- **Исходный текст**
● ● ● ●
Решетников. «Опять двойка» |
– Кто в наше время может перечислить, например, все виды общения? Или подробно описать структуру воспитания как педагогического явления? Или раскрыть функции современной семьи? – спрашивал я читателей, как за пару лет до этого спрашивал своих университетских преподавателей.
– Но ведь такие науки, как педагогика или методика, не просто существуют, но и обладают своим понятийным аппаратом, – отвечали мне. – Значит люди, желающие стать специалистами в данных областях, должны освоить этот аппарат, научиться свободно применять его. Для этого им необходимы руководства. В том числе и справочные. И потом, вы экзамен сдавать будете?..
– Ну, разве что экзамен, – соглашался я.
С тех пор так называемый «понятийный аппарат педагогической науки» значительно разросся. Мало того, он вышел за привычные для специалистов и бюрократов рамки формальных языковых игр и захватил огромные территории реальной общественной жизни. В том числе и школьной. Такие специальные издания, как «Элитное образование», «Философия образования» или, скажем, «Образовательный менеджмент», – не просто приметы нового времени. Это овеществленные претензии.
● ● ● ●
- **Задания к упражнению**
[A] Перечислите названия всех специальных изданий, которые упомянуты в тексте о понятийном аппарате педагогики.
[B] Допишите следующий фрагмент текста о понятийном аппарате педагогики, начиная сразу после его последнего предложения.

- **Извлечённые сведения**
● ● ● ●
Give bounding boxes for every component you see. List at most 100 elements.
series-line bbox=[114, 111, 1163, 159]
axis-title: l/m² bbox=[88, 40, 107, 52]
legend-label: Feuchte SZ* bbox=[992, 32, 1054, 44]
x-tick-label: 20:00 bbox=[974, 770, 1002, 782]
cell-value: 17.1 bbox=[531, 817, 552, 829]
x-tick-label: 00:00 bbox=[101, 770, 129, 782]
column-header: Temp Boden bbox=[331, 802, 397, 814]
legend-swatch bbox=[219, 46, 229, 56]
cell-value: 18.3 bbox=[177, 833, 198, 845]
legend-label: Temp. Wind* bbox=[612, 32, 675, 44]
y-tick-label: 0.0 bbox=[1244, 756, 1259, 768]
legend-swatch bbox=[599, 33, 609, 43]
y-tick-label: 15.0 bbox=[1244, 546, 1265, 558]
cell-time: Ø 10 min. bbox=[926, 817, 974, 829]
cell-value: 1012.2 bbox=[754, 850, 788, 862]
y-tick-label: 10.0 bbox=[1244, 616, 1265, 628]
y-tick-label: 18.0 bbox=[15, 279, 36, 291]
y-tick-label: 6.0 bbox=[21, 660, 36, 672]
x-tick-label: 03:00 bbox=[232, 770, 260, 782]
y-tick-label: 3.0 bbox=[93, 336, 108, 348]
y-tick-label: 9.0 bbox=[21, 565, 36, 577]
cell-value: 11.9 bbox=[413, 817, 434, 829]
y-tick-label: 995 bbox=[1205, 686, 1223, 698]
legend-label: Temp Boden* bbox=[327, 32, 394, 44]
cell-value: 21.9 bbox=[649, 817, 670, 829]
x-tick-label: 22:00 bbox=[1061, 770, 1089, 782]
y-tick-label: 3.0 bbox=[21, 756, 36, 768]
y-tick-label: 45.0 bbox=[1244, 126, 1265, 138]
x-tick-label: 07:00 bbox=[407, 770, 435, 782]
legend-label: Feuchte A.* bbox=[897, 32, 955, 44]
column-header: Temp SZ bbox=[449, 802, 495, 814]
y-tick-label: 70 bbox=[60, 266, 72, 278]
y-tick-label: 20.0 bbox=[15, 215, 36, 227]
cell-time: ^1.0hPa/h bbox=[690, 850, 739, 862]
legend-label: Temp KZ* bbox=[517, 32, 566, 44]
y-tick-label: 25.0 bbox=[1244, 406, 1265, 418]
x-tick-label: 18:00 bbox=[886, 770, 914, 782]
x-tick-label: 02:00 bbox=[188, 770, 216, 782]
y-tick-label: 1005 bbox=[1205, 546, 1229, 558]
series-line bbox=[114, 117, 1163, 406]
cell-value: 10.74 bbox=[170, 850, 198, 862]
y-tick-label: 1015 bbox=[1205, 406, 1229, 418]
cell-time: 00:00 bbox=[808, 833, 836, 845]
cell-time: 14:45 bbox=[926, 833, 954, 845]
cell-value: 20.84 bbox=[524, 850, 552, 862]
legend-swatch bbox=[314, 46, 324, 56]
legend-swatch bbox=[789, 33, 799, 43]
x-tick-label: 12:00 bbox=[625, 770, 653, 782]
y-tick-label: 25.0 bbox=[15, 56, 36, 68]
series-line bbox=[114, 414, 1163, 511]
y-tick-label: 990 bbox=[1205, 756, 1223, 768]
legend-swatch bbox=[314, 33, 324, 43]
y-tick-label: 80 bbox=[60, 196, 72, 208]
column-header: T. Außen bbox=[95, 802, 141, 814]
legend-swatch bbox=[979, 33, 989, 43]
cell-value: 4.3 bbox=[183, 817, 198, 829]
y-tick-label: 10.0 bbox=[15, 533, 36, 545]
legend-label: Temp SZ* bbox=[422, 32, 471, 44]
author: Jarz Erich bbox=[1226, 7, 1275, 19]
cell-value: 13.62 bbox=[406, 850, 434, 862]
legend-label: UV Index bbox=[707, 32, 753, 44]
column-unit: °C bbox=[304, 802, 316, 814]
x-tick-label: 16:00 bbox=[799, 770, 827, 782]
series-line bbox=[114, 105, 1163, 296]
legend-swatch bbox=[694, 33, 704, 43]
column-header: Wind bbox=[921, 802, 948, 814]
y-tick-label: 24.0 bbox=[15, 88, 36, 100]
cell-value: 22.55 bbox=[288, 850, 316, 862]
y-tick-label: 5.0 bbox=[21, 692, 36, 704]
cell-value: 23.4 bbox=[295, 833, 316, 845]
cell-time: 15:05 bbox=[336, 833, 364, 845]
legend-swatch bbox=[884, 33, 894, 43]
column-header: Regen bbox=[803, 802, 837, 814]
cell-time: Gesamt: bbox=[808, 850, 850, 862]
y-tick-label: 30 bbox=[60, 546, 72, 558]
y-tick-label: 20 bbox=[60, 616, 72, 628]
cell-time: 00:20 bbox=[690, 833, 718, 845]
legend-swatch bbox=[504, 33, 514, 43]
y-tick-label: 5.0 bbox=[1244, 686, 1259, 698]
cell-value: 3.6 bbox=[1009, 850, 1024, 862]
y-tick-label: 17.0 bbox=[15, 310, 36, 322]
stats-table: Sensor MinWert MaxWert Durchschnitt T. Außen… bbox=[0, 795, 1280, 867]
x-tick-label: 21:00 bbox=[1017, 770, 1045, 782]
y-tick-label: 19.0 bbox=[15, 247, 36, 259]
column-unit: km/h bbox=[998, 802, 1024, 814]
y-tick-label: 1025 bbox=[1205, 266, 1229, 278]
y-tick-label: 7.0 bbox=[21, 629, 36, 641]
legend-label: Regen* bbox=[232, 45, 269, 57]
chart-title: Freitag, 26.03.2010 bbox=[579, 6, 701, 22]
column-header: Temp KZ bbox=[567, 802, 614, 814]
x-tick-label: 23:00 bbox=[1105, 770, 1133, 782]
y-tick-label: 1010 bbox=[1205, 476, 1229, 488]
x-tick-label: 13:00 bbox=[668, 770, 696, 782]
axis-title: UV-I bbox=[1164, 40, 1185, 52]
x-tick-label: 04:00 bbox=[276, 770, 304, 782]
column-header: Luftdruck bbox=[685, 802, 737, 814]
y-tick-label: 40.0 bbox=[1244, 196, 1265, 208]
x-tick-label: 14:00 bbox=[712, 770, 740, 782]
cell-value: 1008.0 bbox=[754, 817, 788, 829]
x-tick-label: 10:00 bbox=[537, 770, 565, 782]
● ● ● ●
- **Ответы на задания**
[A] «Элитное образование», «Философия образования», «Образовательный менеджмент».

[B]
Рожденные за письменным столом условные конструкции жаждут уже не только воплощения, но и власти, права не только объяснять действительность (для этого-то их поначалу и придумали), но и определять ее ход. Быть эталонами, служить каким-то «универсальными лекалами» в ее переустройстве. А саму действительность, то есть живые, органические формы жизнеустройства упрятать подальше в тень, переделать, а то и вовсе уничтожить «за ненадобностью».
Обстановка неперекращающегося вот уже 20 лет реформирования образования, как нельзя лучше способствует такой подмене. Достаточно взять пресловутый «Болонский процесс». Этот глобальный процесс, впрочем, выходит далеко за рамки образования. Я же пытаюсь в меру своих сил осветить проблемы связанные с воплощением лишь одного из множества канцелярских паразитов, оккупировавших школьную действительность. Речь пойдет о «качестве образования».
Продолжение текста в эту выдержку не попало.